PROBLEM STATEMENT - Leave out any pictures and transcribe all other data below exactly.

DATA TO USE -
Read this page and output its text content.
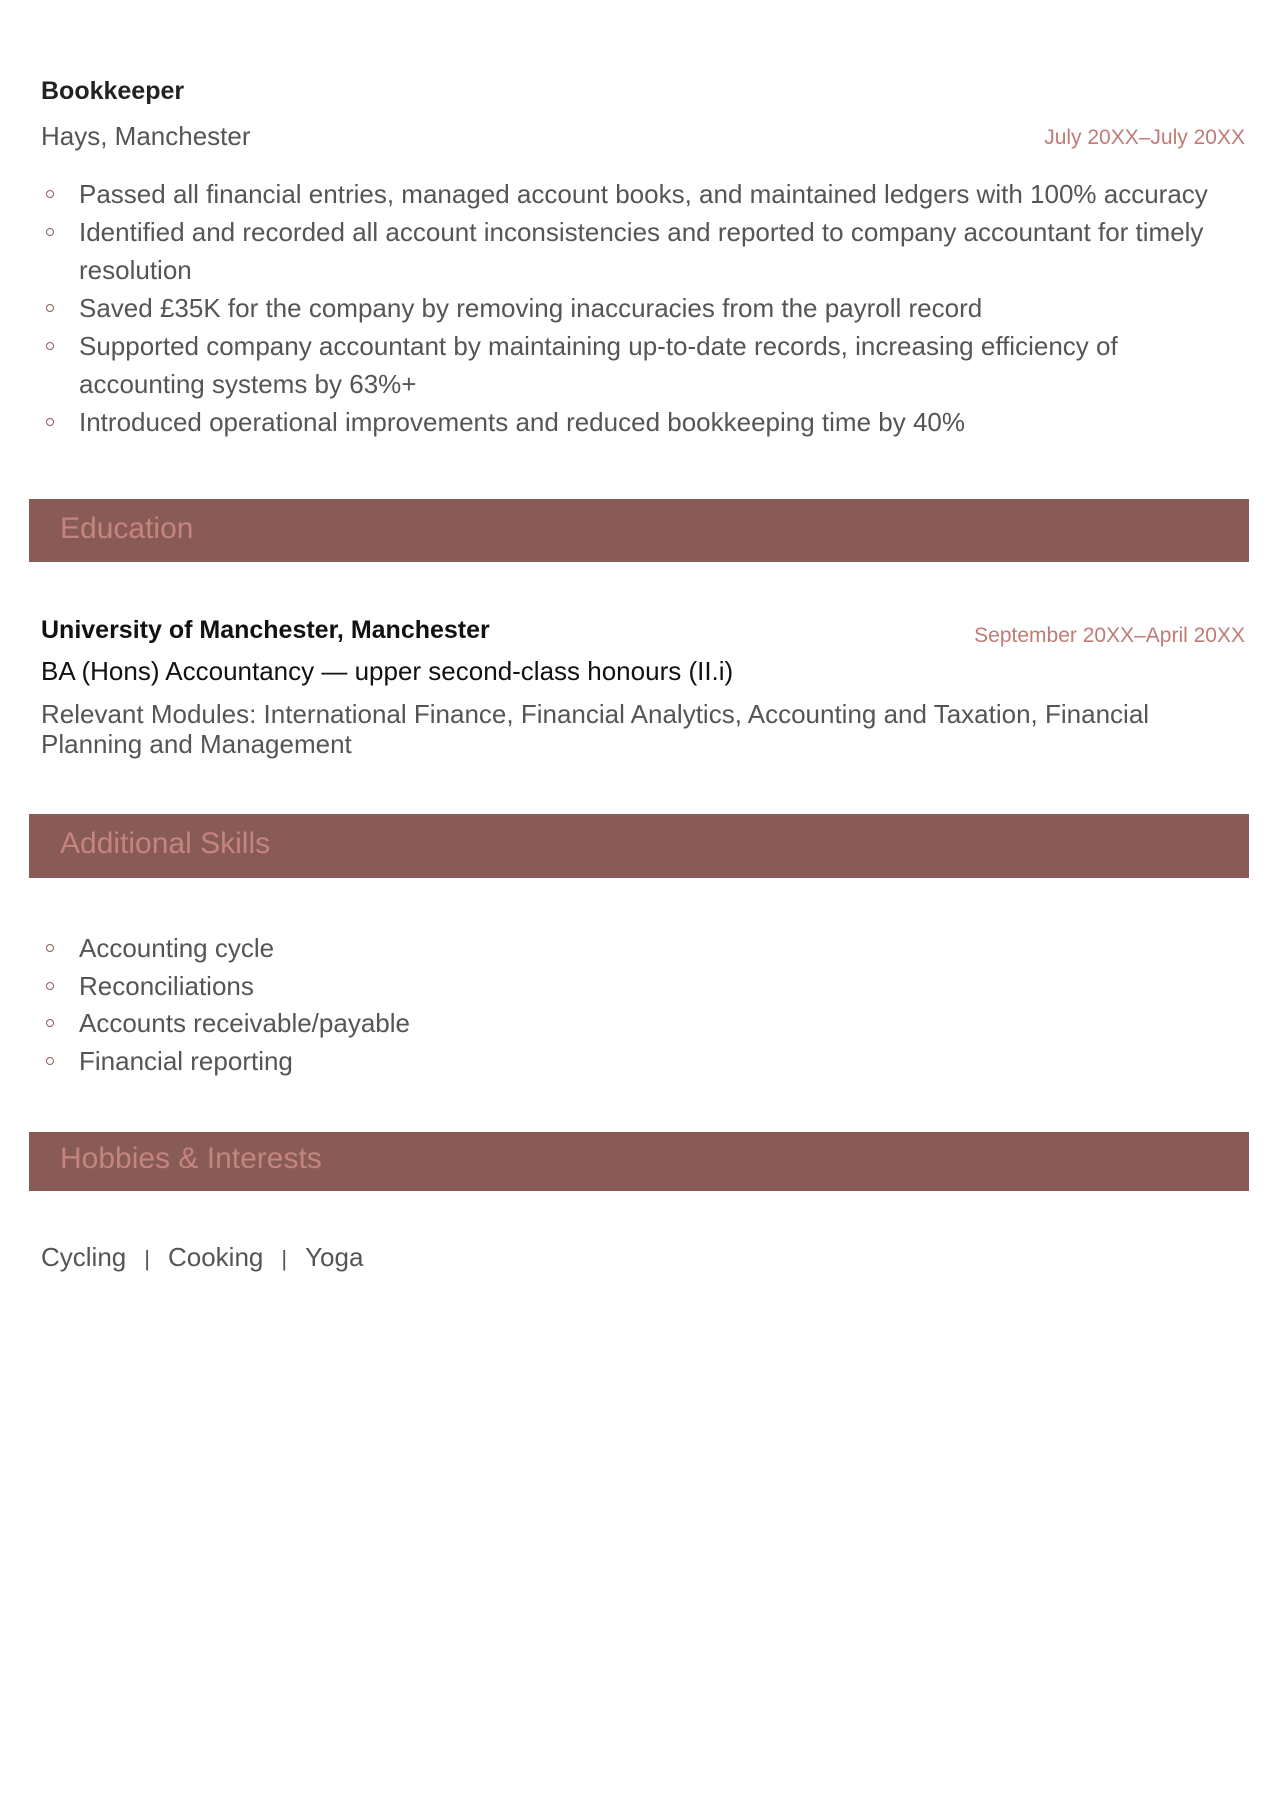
Bookkeeper
Hays, Manchester	July 20XX–July 20XX
Passed all financial entries, managed account books, and maintained ledgers with 100% accuracy
Identified and recorded all account inconsistencies and reported to company accountant for timely
resolution
Saved £35K for the company by removing inaccuracies from the payroll record
Supported company accountant by maintaining up-to-date records, increasing efficiency of
accounting systems by 63%+
Introduced operational improvements and reduced bookkeeping time by 40%
Education
University of Manchester, Manchester	September 20XX–April 20XX
BA (Hons) Accountancy — upper second-class honours (II.i)
Relevant Modules: International Finance, Financial Analytics, Accounting and Taxation, Financial Planning and Management
Additional Skills
Accounting cycle
Reconciliations
Accounts receivable/payable
Financial reporting
Hobbies & Interests
Cycling | Cooking | Yoga
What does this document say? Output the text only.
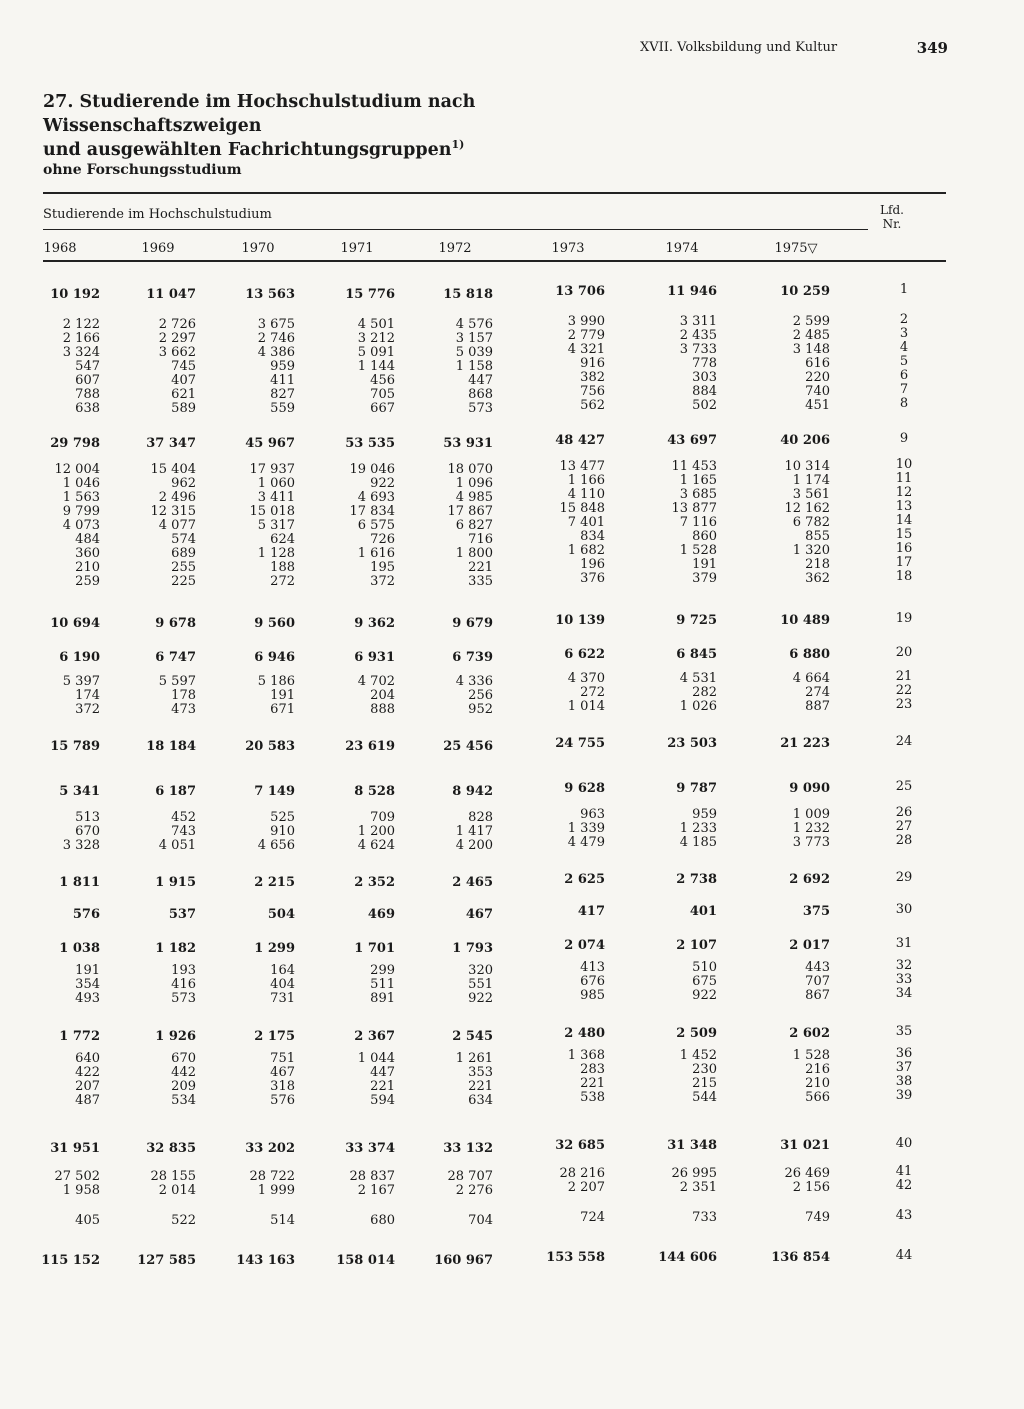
XVII. Volksbildung und Kultur	349
27. Studierende im Hochschulstudium nach Wissenschaftszweigen
und ausgewählten Fachrichtungsgruppen$^{1)}$
ohne Forschungsstudium
Studierende im Hochschulstudium	Lfd.
Nr.
1968	1969	1970	1971	1972	1973	1974	1975▽
10 192	11 047	13 563	15 776	15 818	13 706	11 946	10 259	1
2 122	2 726	3 675	4 501	4 576	3 990	3 311	2 599	2
2 166	2 297	2 746	3 212	3 157	2 779	2 435	2 485	3
3 324	3 662	4 386	5 091	5 039	4 321	3 733	3 148	4
547	745	959	1 144	1 158	916	778	616	5
607	407	411	456	447	382	303	220	6
788	621	827	705	868	756	884	740	7
638	589	559	667	573	562	502	451	8
29 798	37 347	45 967	53 535	53 931	48 427	43 697	40 206	9
12 004	15 404	17 937	19 046	18 070	13 477	11 453	10 314	10
1 046	962	1 060	922	1 096	1 166	1 165	1 174	11
1 563	2 496	3 411	4 693	4 985	4 110	3 685	3 561	12
9 799	12 315	15 018	17 834	17 867	15 848	13 877	12 162	13
4 073	4 077	5 317	6 575	6 827	7 401	7 116	6 782	14
484	574	624	726	716	834	860	855	15
360	689	1 128	1 616	1 800	1 682	1 528	1 320	16
210	255	188	195	221	196	191	218	17
259	225	272	372	335	376	379	362	18
10 694	9 678	9 560	9 362	9 679	10 139	9 725	10 489	19
6 190	6 747	6 946	6 931	6 739	6 622	6 845	6 880	20
5 397	5 597	5 186	4 702	4 336	4 370	4 531	4 664	21
174	178	191	204	256	272	282	274	22
372	473	671	888	952	1 014	1 026	887	23
15 789	18 184	20 583	23 619	25 456	24 755	23 503	21 223	24
5 341	6 187	7 149	8 528	8 942	9 628	9 787	9 090	25
513	452	525	709	828	963	959	1 009	26
670	743	910	1 200	1 417	1 339	1 233	1 232	27
3 328	4 051	4 656	4 624	4 200	4 479	4 185	3 773	28
1 811	1 915	2 215	2 352	2 465	2 625	2 738	2 692	29
576	537	504	469	467	417	401	375	30
1 038	1 182	1 299	1 701	1 793	2 074	2 107	2 017	31
191	193	164	299	320	413	510	443	32
354	416	404	511	551	676	675	707	33
493	573	731	891	922	985	922	867	34
1 772	1 926	2 175	2 367	2 545	2 480	2 509	2 602	35
640	670	751	1 044	1 261	1 368	1 452	1 528	36
422	442	467	447	353	283	230	216	37
207	209	318	221	221	221	215	210	38
487	534	576	594	634	538	544	566	39
31 951	32 835	33 202	33 374	33 132	32 685	31 348	31 021	40
27 502	28 155	28 722	28 837	28 707	28 216	26 995	26 469	41
1 958	2 014	1 999	2 167	2 276	2 207	2 351	2 156	42
405	522	514	680	704	724	733	749	43
115 152	127 585	143 163	158 014	160 967	153 558	144 606	136 854	44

PROBLEM SOLUTION -
Read this page and output its text content.
Bookkeeper
Hays, Manchester	July 20XX–July 20XX
Passed all financial entries, managed account books, and maintained ledgers with 100% accuracy
Identified and recorded all account inconsistencies and reported to company accountant for timely
resolution
Saved £35K for the company by removing inaccuracies from the payroll record
Supported company accountant by maintaining up-to-date records, increasing efficiency of
accounting systems by 63%+
Introduced operational improvements and reduced bookkeeping time by 40%
Education
University of Manchester, Manchester	September 20XX–April 20XX
BA (Hons) Accountancy — upper second-class honours (II.i)
Relevant Modules: International Finance, Financial Analytics, Accounting and Taxation, Financial Planning and Management
Additional Skills
Accounting cycle
Reconciliations
Accounts receivable/payable
Financial reporting
Hobbies & Interests
Cycling | Cooking | Yoga
What does this document say? Output the text only.
XVII. Volksbildung und Kultur	349
27. Studierende im Hochschulstudium nach Wissenschaftszweigen
und ausgewählten Fachrichtungsgruppen$^{1)}$
ohne Forschungsstudium
Studierende im Hochschulstudium	Lfd.
Nr.
1968	1969	1970	1971	1972	1973	1974	1975▽
10 192	11 047	13 563	15 776	15 818	13 706	11 946	10 259	1
2 122	2 726	3 675	4 501	4 576	3 990	3 311	2 599	2
2 166	2 297	2 746	3 212	3 157	2 779	2 435	2 485	3
3 324	3 662	4 386	5 091	5 039	4 321	3 733	3 148	4
547	745	959	1 144	1 158	916	778	616	5
607	407	411	456	447	382	303	220	6
788	621	827	705	868	756	884	740	7
638	589	559	667	573	562	502	451	8
29 798	37 347	45 967	53 535	53 931	48 427	43 697	40 206	9
12 004	15 404	17 937	19 046	18 070	13 477	11 453	10 314	10
1 046	962	1 060	922	1 096	1 166	1 165	1 174	11
1 563	2 496	3 411	4 693	4 985	4 110	3 685	3 561	12
9 799	12 315	15 018	17 834	17 867	15 848	13 877	12 162	13
4 073	4 077	5 317	6 575	6 827	7 401	7 116	6 782	14
484	574	624	726	716	834	860	855	15
360	689	1 128	1 616	1 800	1 682	1 528	1 320	16
210	255	188	195	221	196	191	218	17
259	225	272	372	335	376	379	362	18
10 694	9 678	9 560	9 362	9 679	10 139	9 725	10 489	19
6 190	6 747	6 946	6 931	6 739	6 622	6 845	6 880	20
5 397	5 597	5 186	4 702	4 336	4 370	4 531	4 664	21
174	178	191	204	256	272	282	274	22
372	473	671	888	952	1 014	1 026	887	23
15 789	18 184	20 583	23 619	25 456	24 755	23 503	21 223	24
5 341	6 187	7 149	8 528	8 942	9 628	9 787	9 090	25
513	452	525	709	828	963	959	1 009	26
670	743	910	1 200	1 417	1 339	1 233	1 232	27
3 328	4 051	4 656	4 624	4 200	4 479	4 185	3 773	28
1 811	1 915	2 215	2 352	2 465	2 625	2 738	2 692	29
576	537	504	469	467	417	401	375	30
1 038	1 182	1 299	1 701	1 793	2 074	2 107	2 017	31
191	193	164	299	320	413	510	443	32
354	416	404	511	551	676	675	707	33
493	573	731	891	922	985	922	867	34
1 772	1 926	2 175	2 367	2 545	2 480	2 509	2 602	35
640	670	751	1 044	1 261	1 368	1 452	1 528	36
422	442	467	447	353	283	230	216	37
207	209	318	221	221	221	215	210	38
487	534	576	594	634	538	544	566	39
31 951	32 835	33 202	33 374	33 132	32 685	31 348	31 021	40
27 502	28 155	28 722	28 837	28 707	28 216	26 995	26 469	41
1 958	2 014	1 999	2 167	2 276	2 207	2 351	2 156	42
405	522	514	680	704	724	733	749	43
115 152	127 585	143 163	158 014	160 967	153 558	144 606	136 854	44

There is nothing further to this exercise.